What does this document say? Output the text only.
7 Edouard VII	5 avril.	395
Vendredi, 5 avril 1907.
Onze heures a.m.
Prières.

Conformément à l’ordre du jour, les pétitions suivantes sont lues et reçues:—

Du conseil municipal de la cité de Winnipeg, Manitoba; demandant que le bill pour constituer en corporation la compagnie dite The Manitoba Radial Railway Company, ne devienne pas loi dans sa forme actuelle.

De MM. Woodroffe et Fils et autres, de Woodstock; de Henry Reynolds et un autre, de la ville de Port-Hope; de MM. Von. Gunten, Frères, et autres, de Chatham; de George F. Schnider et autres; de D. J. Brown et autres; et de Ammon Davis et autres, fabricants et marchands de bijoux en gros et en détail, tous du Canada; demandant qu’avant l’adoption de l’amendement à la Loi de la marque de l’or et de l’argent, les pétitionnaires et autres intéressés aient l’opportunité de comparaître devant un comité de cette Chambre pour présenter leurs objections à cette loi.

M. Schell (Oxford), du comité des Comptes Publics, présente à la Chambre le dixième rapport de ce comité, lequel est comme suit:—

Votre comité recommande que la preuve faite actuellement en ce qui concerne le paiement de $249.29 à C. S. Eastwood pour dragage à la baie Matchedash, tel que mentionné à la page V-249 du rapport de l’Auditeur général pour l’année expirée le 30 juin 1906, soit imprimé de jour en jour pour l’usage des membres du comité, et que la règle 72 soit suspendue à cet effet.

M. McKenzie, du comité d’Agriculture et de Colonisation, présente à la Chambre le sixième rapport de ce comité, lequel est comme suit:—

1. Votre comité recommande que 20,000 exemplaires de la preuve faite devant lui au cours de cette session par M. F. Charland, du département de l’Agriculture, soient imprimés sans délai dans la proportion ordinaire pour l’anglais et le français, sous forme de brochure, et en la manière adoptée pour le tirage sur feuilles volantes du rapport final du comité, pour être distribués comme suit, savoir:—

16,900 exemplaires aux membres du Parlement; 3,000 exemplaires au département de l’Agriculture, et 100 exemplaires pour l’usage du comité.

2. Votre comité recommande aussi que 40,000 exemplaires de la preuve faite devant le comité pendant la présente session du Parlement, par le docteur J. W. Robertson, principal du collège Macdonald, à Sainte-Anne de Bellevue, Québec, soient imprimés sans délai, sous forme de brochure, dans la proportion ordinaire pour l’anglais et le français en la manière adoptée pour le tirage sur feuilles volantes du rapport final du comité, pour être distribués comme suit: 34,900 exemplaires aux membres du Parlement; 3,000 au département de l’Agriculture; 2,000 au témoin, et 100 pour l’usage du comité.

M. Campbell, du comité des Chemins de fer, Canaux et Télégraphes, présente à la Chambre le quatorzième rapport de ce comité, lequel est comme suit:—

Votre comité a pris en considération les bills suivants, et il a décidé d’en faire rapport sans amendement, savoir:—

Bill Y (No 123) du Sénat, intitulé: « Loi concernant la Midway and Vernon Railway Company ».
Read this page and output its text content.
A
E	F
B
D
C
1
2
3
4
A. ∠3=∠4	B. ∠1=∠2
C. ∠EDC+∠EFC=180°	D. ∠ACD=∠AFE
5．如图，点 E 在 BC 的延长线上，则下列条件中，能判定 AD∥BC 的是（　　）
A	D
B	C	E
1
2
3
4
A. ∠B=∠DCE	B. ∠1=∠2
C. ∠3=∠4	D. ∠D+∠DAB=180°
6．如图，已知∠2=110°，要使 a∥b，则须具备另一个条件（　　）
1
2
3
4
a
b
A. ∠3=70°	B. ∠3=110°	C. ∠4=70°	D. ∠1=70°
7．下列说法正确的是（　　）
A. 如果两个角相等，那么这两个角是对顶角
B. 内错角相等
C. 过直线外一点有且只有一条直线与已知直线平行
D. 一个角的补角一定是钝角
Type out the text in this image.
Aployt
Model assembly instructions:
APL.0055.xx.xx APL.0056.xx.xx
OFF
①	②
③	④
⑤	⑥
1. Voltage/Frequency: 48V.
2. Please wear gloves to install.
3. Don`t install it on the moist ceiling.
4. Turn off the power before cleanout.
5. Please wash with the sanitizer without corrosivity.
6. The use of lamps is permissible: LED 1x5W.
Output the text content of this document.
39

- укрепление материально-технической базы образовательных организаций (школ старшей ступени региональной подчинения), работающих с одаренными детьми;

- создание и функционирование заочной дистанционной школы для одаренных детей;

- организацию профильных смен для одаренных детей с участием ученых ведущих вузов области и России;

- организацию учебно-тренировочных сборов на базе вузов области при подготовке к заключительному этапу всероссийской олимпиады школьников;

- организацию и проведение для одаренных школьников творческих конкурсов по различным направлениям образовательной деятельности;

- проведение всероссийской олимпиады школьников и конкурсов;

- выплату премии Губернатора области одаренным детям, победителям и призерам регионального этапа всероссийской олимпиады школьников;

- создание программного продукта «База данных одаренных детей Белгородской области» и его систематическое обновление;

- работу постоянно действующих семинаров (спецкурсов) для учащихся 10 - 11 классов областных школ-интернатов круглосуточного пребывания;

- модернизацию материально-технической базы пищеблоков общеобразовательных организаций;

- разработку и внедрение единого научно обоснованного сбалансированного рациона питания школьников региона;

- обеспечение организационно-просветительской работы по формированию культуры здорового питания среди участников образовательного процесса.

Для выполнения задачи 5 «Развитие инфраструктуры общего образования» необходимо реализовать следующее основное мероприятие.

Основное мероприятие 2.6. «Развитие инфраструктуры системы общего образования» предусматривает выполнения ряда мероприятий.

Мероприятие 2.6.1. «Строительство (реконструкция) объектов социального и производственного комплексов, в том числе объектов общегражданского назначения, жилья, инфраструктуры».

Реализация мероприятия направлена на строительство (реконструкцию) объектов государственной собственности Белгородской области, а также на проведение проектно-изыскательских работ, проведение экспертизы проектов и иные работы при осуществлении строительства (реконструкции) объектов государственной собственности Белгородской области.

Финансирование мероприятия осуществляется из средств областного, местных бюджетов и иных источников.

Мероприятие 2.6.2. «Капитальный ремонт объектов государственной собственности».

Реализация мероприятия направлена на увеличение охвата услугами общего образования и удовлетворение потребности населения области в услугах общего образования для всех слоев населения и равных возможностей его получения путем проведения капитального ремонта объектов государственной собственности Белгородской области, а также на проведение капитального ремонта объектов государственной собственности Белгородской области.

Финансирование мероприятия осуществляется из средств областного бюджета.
____
_Problem_: Report back each line of the entries that holds the string "Parlement".

_Expected answer_:
16,900 exemplaires aux membres du Parlement; 3,000 exemplaires au département de l’Agriculture, et 100 exemplaires pour l’usage du comité.
2. Votre comité recommande aussi que 40,000 exemplaires de la preuve faite devant le comité pendant la présente session du Parlement, par le docteur J. W. Robertson, principal du collège Macdonald, à Sainte-Anne de Bellevue, Québec, soient imprimés sans délai, sous forme de brochure, dans la proportion ordinaire pour l’anglais et le français en la manière adoptée pour le tirage sur feuilles volantes du rapport final du comité, pour être distribués comme suit: 34,900 exemplaires aux membres du Parlement; 3,000 au département de l’Agriculture; 2,000 au témoin, et 100 pour l’usage du comité.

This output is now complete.